[[ TEXT EXCERPT open ]]

Implementation:LMCache LMCache LMCacheConnectorV1Impl Init
| Knowledge Sources | |
|---|---|
| Domains | Infrastructure, Serving |
| Last Updated | 2026-02-09 00:00 GMT |
Overview
Concrete tool for initializing the LMCache connector within vLLM's KV transfer framework, provided by the lmcache integration module.
Description
The LMCacheConnectorV1Impl class is the core implementation behind LMCacheConnectorV1Dynamic (the vLLM-facing entry point). Its __init__ method orchestrates the full LMCache initialization: loading config, creating the LMCacheManager (which builds the cache engine and storage backends), starting services, and initializing connector-specific state (blender for CacheBlend, layer tracking, chunk/block settings).

[[ TEXT EXCERPT closed ]]
[[ INFORMATION SHOWN open ]]

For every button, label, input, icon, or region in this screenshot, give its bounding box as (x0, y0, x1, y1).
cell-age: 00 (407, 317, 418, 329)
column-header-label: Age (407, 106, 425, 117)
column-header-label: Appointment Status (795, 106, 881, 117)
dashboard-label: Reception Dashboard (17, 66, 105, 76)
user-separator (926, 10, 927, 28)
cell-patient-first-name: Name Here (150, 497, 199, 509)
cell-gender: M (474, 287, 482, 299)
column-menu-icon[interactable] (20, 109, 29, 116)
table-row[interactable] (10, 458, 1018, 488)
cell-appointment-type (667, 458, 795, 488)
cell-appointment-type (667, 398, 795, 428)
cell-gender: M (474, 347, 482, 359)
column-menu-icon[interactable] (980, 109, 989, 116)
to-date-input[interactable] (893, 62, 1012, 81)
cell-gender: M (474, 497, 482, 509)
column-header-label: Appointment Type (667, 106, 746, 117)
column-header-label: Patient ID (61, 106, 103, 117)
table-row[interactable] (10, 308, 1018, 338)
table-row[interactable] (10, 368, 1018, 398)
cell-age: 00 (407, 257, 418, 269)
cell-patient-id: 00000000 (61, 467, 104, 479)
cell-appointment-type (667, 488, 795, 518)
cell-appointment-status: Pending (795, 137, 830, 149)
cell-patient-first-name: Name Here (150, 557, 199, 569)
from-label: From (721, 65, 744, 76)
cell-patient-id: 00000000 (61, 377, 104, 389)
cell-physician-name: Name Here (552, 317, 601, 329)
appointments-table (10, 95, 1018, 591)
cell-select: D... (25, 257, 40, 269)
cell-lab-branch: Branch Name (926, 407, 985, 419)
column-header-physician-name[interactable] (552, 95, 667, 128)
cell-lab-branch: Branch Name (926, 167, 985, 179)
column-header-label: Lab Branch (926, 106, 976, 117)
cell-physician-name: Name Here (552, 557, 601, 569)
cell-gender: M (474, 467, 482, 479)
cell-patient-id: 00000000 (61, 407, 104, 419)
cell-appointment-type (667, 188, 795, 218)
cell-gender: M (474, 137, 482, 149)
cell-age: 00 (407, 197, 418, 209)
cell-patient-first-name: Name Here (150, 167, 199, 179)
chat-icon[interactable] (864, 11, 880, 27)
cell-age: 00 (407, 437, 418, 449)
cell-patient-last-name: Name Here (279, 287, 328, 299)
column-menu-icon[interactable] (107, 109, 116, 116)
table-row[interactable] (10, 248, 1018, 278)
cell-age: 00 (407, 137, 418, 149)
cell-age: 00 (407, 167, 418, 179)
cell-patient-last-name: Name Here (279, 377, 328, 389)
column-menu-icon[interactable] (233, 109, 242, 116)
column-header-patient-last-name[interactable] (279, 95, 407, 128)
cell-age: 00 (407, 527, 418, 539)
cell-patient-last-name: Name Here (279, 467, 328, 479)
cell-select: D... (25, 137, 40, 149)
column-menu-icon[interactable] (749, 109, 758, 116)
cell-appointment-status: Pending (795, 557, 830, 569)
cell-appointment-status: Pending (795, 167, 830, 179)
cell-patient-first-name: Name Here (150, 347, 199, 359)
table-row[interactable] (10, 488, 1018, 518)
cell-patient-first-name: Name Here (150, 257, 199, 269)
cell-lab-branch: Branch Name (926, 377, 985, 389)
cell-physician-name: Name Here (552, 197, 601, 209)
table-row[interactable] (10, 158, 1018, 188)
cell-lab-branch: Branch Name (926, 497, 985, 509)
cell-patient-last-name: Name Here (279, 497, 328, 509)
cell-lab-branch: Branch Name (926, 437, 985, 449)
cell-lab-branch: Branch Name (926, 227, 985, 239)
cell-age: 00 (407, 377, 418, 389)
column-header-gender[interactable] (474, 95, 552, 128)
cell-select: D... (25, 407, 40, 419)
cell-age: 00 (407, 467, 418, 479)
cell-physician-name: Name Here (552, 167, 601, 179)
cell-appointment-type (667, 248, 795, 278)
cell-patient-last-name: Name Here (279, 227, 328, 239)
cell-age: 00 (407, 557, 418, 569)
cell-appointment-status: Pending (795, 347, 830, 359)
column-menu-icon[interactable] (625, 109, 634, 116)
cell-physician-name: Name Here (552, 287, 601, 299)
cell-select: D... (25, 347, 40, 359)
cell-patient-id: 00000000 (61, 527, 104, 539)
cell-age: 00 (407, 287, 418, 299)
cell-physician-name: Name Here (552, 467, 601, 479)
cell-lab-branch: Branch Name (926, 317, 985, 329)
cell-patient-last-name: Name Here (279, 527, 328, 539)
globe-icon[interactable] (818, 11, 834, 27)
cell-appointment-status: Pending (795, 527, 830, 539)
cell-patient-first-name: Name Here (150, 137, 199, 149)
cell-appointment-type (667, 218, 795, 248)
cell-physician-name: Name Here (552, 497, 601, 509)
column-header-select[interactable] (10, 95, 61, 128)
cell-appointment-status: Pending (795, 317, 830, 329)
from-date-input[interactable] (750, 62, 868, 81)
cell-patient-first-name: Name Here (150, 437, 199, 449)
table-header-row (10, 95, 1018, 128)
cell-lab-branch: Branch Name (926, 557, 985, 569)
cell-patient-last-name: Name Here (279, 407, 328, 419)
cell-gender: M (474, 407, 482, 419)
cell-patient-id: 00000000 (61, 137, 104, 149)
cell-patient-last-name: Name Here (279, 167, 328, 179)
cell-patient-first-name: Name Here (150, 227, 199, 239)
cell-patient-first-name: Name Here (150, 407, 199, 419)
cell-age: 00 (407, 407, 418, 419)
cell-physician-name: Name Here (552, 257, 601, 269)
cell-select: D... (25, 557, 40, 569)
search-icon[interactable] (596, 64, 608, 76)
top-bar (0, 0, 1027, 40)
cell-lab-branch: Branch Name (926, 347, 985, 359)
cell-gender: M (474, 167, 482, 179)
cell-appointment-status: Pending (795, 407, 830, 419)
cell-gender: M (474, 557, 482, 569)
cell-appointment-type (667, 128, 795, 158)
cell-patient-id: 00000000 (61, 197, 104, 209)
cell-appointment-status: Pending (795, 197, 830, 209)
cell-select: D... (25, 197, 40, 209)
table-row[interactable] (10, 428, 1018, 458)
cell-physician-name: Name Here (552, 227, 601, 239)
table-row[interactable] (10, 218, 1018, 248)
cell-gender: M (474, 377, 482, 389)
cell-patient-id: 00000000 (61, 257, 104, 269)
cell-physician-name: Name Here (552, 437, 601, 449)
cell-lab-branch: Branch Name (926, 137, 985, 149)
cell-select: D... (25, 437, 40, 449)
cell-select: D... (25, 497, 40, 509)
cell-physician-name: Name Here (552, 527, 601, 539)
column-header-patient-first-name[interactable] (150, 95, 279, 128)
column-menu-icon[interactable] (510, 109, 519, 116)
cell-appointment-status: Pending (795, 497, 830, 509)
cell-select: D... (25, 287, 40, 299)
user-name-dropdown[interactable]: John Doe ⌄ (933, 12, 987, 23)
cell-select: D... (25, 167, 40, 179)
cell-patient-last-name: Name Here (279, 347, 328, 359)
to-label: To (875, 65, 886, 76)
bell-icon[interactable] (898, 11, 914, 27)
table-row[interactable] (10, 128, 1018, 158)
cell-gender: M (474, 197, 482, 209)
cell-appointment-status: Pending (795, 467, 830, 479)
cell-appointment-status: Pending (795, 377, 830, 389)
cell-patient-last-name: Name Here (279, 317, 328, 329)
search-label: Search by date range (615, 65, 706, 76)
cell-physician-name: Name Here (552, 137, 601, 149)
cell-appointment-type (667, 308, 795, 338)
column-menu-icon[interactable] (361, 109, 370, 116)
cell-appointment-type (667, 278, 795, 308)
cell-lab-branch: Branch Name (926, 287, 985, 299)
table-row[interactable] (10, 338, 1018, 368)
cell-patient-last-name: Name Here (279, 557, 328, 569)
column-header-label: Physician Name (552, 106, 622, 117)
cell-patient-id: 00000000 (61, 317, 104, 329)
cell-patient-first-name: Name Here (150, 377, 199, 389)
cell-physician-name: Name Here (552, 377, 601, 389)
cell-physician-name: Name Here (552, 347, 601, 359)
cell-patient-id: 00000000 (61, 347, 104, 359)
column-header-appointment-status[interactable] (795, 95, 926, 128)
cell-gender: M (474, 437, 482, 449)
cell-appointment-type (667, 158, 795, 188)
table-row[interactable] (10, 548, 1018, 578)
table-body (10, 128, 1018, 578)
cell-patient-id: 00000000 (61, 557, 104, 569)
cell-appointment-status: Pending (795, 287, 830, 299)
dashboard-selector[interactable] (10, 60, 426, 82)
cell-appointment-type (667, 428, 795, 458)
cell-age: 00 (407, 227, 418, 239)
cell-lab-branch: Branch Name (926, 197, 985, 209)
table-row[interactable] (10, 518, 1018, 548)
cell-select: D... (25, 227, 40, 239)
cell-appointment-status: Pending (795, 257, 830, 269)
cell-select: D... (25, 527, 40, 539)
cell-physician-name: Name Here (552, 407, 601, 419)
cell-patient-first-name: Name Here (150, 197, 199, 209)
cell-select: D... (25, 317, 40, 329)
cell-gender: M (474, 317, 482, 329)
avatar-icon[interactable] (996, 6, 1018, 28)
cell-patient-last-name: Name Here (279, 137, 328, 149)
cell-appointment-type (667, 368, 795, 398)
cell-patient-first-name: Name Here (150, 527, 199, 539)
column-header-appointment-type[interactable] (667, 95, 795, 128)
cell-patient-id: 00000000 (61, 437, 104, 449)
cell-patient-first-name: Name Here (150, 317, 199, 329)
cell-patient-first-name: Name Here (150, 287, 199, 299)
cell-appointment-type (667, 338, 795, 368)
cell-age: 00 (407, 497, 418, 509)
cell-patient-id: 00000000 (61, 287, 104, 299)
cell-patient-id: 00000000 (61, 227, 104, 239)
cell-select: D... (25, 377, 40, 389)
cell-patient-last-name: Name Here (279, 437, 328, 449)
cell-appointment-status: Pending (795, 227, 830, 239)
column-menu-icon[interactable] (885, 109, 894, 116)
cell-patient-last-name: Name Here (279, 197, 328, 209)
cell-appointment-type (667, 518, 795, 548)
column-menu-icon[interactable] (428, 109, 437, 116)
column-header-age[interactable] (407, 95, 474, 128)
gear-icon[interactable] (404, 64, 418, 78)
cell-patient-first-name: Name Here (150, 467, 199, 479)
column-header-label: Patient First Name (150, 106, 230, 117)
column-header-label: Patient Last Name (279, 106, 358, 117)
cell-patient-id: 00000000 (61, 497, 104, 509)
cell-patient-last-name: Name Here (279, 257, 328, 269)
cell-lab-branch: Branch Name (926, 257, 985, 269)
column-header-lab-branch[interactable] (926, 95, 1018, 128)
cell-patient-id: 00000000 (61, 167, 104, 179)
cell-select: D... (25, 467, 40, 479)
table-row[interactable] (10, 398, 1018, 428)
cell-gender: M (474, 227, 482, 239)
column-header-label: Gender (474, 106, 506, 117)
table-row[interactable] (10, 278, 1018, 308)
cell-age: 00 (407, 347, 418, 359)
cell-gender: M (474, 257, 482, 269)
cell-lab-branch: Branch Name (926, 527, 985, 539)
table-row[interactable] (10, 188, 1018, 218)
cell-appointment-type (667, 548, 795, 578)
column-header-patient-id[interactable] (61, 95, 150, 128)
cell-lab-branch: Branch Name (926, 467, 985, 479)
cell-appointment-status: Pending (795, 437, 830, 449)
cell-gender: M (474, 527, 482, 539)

[[ INFORMATION SHOWN closed ]]

**ACTIVITY A**
Reproduce the part of the LMCache connector page starting with "Description" and going on through "tracking, chunk/block settings).".
**ACTIVITY B**
According to the LMCache connector page, what are the steps of the full LMCache initialization that the __init__ method orchestrates? List all of them.
The rows were taken from a different source than the LMCache connector page.

**TASK SOLUTION A**
Description
The LMCacheConnectorV1Impl class is the core implementation behind LMCacheConnectorV1Dynamic (the vLLM-facing entry point). Its __init__ method orchestrates the full LMCache initialization: loading config, creating the LMCacheManager (which builds the cache engine and storage backends), starting services, and initializing connector-specific state (blender for CacheBlend, layer tracking, chunk/block settings).

**TASK SOLUTION B**
- Loading config
- Creating the LMCacheManager (which builds the cache engine and storage backends)
- Starting services
- Initializing connector-specific state (blender for CacheBlend, layer tracking, chunk/block settings)